INPUT
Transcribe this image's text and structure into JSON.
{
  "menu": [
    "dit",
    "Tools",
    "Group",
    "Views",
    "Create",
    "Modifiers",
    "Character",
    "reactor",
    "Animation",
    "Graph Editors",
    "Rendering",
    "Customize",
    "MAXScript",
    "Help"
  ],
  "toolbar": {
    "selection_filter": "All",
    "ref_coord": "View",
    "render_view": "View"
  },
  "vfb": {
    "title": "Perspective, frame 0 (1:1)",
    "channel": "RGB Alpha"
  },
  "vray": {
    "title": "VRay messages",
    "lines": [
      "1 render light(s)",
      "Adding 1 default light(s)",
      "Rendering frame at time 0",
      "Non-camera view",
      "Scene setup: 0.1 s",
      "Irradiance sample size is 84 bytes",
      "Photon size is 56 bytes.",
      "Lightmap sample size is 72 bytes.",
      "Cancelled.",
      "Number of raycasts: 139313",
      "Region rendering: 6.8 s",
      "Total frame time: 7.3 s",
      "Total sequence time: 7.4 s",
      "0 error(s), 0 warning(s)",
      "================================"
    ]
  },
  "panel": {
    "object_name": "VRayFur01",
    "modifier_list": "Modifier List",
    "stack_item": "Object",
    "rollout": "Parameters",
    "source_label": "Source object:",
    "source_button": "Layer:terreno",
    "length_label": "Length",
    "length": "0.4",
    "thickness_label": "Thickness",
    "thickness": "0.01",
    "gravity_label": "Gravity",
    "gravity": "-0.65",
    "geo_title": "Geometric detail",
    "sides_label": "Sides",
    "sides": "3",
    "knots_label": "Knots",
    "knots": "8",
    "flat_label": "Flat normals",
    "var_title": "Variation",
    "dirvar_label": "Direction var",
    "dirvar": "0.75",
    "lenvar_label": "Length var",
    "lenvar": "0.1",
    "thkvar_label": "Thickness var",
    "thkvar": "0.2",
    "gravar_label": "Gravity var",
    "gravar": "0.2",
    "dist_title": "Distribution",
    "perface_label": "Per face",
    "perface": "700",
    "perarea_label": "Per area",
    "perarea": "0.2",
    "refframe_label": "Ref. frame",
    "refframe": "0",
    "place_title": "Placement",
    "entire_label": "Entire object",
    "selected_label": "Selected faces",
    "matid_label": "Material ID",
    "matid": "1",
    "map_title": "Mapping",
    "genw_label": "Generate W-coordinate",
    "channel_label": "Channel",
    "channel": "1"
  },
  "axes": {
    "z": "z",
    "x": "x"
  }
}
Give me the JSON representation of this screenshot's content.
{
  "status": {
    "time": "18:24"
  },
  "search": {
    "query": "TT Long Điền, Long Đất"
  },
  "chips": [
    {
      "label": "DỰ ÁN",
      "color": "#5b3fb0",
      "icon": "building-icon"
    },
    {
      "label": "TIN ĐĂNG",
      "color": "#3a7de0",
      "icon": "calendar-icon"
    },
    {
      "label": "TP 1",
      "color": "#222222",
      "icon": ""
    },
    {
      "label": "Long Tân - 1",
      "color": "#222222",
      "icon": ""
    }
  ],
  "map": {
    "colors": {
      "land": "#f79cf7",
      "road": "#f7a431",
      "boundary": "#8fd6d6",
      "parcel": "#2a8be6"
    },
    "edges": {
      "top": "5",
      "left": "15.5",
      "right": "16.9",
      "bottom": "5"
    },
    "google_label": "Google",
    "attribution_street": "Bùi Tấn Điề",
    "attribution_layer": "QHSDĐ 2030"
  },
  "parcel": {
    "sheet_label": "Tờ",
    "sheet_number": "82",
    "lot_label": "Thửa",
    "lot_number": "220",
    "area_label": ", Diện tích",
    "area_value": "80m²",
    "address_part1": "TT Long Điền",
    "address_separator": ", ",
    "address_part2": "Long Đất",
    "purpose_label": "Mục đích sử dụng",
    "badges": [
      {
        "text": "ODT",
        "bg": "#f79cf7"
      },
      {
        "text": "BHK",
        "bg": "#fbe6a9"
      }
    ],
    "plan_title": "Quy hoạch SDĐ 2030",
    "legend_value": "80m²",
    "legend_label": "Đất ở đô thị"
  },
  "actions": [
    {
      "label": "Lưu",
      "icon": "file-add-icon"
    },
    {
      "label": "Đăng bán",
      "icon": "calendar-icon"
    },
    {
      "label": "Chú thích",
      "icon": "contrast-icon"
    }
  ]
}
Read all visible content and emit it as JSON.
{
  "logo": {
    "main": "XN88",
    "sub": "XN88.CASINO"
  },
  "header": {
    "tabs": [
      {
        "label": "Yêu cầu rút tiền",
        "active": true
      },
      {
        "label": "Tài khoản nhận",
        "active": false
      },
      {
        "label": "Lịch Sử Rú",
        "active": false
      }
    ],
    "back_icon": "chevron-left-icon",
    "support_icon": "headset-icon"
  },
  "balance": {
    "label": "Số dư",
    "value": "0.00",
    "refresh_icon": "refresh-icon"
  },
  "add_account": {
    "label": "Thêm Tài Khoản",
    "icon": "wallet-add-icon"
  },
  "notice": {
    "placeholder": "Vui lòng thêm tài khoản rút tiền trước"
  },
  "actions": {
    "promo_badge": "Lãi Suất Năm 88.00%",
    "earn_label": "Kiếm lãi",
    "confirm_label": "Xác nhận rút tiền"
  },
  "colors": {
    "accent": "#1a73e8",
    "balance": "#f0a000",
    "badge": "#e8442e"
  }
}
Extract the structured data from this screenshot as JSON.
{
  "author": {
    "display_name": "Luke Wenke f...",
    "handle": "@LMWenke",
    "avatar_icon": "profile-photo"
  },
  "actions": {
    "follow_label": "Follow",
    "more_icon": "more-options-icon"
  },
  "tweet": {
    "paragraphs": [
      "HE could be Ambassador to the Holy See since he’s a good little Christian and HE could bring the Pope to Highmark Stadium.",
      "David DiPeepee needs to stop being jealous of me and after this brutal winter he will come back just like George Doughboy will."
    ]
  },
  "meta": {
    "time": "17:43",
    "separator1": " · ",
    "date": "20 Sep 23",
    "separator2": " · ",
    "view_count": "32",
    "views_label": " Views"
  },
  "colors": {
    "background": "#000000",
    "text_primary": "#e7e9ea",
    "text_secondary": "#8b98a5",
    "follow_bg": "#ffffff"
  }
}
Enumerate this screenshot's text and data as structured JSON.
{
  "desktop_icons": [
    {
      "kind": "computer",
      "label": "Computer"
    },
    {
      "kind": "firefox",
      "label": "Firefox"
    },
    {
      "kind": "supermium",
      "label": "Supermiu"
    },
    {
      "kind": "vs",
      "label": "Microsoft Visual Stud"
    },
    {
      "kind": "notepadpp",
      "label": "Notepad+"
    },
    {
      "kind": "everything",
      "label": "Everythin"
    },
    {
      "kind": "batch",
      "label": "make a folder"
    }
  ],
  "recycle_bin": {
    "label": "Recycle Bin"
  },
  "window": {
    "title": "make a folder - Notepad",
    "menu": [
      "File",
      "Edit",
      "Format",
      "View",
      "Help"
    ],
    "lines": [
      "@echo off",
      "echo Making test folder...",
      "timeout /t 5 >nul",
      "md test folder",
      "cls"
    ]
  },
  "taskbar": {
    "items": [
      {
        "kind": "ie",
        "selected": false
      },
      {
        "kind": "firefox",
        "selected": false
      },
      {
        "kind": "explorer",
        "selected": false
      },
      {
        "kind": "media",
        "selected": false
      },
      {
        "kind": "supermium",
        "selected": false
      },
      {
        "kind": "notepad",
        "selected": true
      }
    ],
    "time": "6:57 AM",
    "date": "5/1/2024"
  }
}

WORK TO DO
Write out every entry exactly as given.

THE OUTPUT
Transcribe this image's text and structure into JSON.
{
  "menu": [
    "dit",
    "Tools",
    "Group",
    "Views",
    "Create",
    "Modifiers",
    "Character",
    "reactor",
    "Animation",
    "Graph Editors",
    "Rendering",
    "Customize",
    "MAXScript",
    "Help"
  ],
  "toolbar": {
    "selection_filter": "All",
    "ref_coord": "View",
    "render_view": "View"
  },
  "vfb": {
    "title": "Perspective, frame 0 (1:1)",
    "channel": "RGB Alpha"
  },
  "vray": {
    "title": "VRay messages",
    "lines": [
      "1 render light(s)",
      "Adding 1 default light(s)",
      "Rendering frame at time 0",
      "Non-camera view",
      "Scene setup: 0.1 s",
      "Irradiance sample size is 84 bytes",
      "Photon size is 56 bytes.",
      "Lightmap sample size is 72 bytes.",
      "Cancelled.",
      "Number of raycasts: 139313",
      "Region rendering: 6.8 s",
      "Total frame time: 7.3 s",
      "Total sequence time: 7.4 s",
      "0 error(s), 0 warning(s)",
      "================================"
    ]
  },
  "panel": {
    "object_name": "VRayFur01",
    "modifier_list": "Modifier List",
    "stack_item": "Object",
    "rollout": "Parameters",
    "source_label": "Source object:",
    "source_button": "Layer:terreno",
    "length_label": "Length",
    "length": "0.4",
    "thickness_label": "Thickness",
    "thickness": "0.01",
    "gravity_label": "Gravity",
    "gravity": "-0.65",
    "geo_title": "Geometric detail",
    "sides_label": "Sides",
    "sides": "3",
    "knots_label": "Knots",
    "knots": "8",
    "flat_label": "Flat normals",
    "var_title": "Variation",
    "dirvar_label": "Direction var",
    "dirvar": "0.75",
    "lenvar_label": "Length var",
    "lenvar": "0.1",
    "thkvar_label": "Thickness var",
    "thkvar": "0.2",
    "gravar_label": "Gravity var",
    "gravar": "0.2",
    "dist_title": "Distribution",
    "perface_label": "Per face",
    "perface": "700",
    "perarea_label": "Per area",
    "perarea": "0.2",
    "refframe_label": "Ref. frame",
    "refframe": "0",
    "place_title": "Placement",
    "entire_label": "Entire object",
    "selected_label": "Selected faces",
    "matid_label": "Material ID",
    "matid": "1",
    "map_title": "Mapping",
    "genw_label": "Generate W-coordinate",
    "channel_label": "Channel",
    "channel": "1"
  },
  "axes": {
    "z": "z",
    "x": "x"
  }
}
Give me the JSON representation of this screenshot's content.
{
  "status": {
    "time": "18:24"
  },
  "search": {
    "query": "TT Long Điền, Long Đất"
  },
  "chips": [
    {
      "label": "DỰ ÁN",
      "color": "#5b3fb0",
      "icon": "building-icon"
    },
    {
      "label": "TIN ĐĂNG",
      "color": "#3a7de0",
      "icon": "calendar-icon"
    },
    {
      "label": "TP 1",
      "color": "#222222",
      "icon": ""
    },
    {
      "label": "Long Tân - 1",
      "color": "#222222",
      "icon": ""
    }
  ],
  "map": {
    "colors": {
      "land": "#f79cf7",
      "road": "#f7a431",
      "boundary": "#8fd6d6",
      "parcel": "#2a8be6"
    },
    "edges": {
      "top": "5",
      "left": "15.5",
      "right": "16.9",
      "bottom": "5"
    },
    "google_label": "Google",
    "attribution_street": "Bùi Tấn Điề",
    "attribution_layer": "QHSDĐ 2030"
  },
  "parcel": {
    "sheet_label": "Tờ",
    "sheet_number": "82",
    "lot_label": "Thửa",
    "lot_number": "220",
    "area_label": ", Diện tích",
    "area_value": "80m²",
    "address_part1": "TT Long Điền",
    "address_separator": ", ",
    "address_part2": "Long Đất",
    "purpose_label": "Mục đích sử dụng",
    "badges": [
      {
        "text": "ODT",
        "bg": "#f79cf7"
      },
      {
        "text": "BHK",
        "bg": "#fbe6a9"
      }
    ],
    "plan_title": "Quy hoạch SDĐ 2030",
    "legend_value": "80m²",
    "legend_label": "Đất ở đô thị"
  },
  "actions": [
    {
      "label": "Lưu",
      "icon": "file-add-icon"
    },
    {
      "label": "Đăng bán",
      "icon": "calendar-icon"
    },
    {
      "label": "Chú thích",
      "icon": "contrast-icon"
    }
  ]
}
Read all visible content and emit it as JSON.
{
  "logo": {
    "main": "XN88",
    "sub": "XN88.CASINO"
  },
  "header": {
    "tabs": [
      {
        "label": "Yêu cầu rút tiền",
        "active": true
      },
      {
        "label": "Tài khoản nhận",
        "active": false
      },
      {
        "label": "Lịch Sử Rú",
        "active": false
      }
    ],
    "back_icon": "chevron-left-icon",
    "support_icon": "headset-icon"
  },
  "balance": {
    "label": "Số dư",
    "value": "0.00",
    "refresh_icon": "refresh-icon"
  },
  "add_account": {
    "label": "Thêm Tài Khoản",
    "icon": "wallet-add-icon"
  },
  "notice": {
    "placeholder": "Vui lòng thêm tài khoản rút tiền trước"
  },
  "actions": {
    "promo_badge": "Lãi Suất Năm 88.00%",
    "earn_label": "Kiếm lãi",
    "confirm_label": "Xác nhận rút tiền"
  },
  "colors": {
    "accent": "#1a73e8",
    "balance": "#f0a000",
    "badge": "#e8442e"
  }
}
Extract the structured data from this screenshot as JSON.
{
  "author": {
    "display_name": "Luke Wenke f...",
    "handle": "@LMWenke",
    "avatar_icon": "profile-photo"
  },
  "actions": {
    "follow_label": "Follow",
    "more_icon": "more-options-icon"
  },
  "tweet": {
    "paragraphs": [
      "HE could be Ambassador to the Holy See since he’s a good little Christian and HE could bring the Pope to Highmark Stadium.",
      "David DiPeepee needs to stop being jealous of me and after this brutal winter he will come back just like George Doughboy will."
    ]
  },
  "meta": {
    "time": "17:43",
    "separator1": " · ",
    "date": "20 Sep 23",
    "separator2": " · ",
    "view_count": "32",
    "views_label": " Views"
  },
  "colors": {
    "background": "#000000",
    "text_primary": "#e7e9ea",
    "text_secondary": "#8b98a5",
    "follow_bg": "#ffffff"
  }
}
Enumerate this screenshot's text and data as structured JSON.
{
  "desktop_icons": [
    {
      "kind": "computer",
      "label": "Computer"
    },
    {
      "kind": "firefox",
      "label": "Firefox"
    },
    {
      "kind": "supermium",
      "label": "Supermiu"
    },
    {
      "kind": "vs",
      "label": "Microsoft Visual Stud"
    },
    {
      "kind": "notepadpp",
      "label": "Notepad+"
    },
    {
      "kind": "everything",
      "label": "Everythin"
    },
    {
      "kind": "batch",
      "label": "make a folder"
    }
  ],
  "recycle_bin": {
    "label": "Recycle Bin"
  },
  "window": {
    "title": "make a folder - Notepad",
    "menu": [
      "File",
      "Edit",
      "Format",
      "View",
      "Help"
    ],
    "lines": [
      "@echo off",
      "echo Making test folder...",
      "timeout /t 5 >nul",
      "md test folder",
      "cls"
    ]
  },
  "taskbar": {
    "items": [
      {
        "kind": "ie",
        "selected": false
      },
      {
        "kind": "firefox",
        "selected": false
      },
      {
        "kind": "explorer",
        "selected": false
      },
      {
        "kind": "media",
        "selected": false
      },
      {
        "kind": "supermium",
        "selected": false
      },
      {
        "kind": "notepad",
        "selected": true
      }
    ],
    "time": "6:57 AM",
    "date": "5/1/2024"
  }
}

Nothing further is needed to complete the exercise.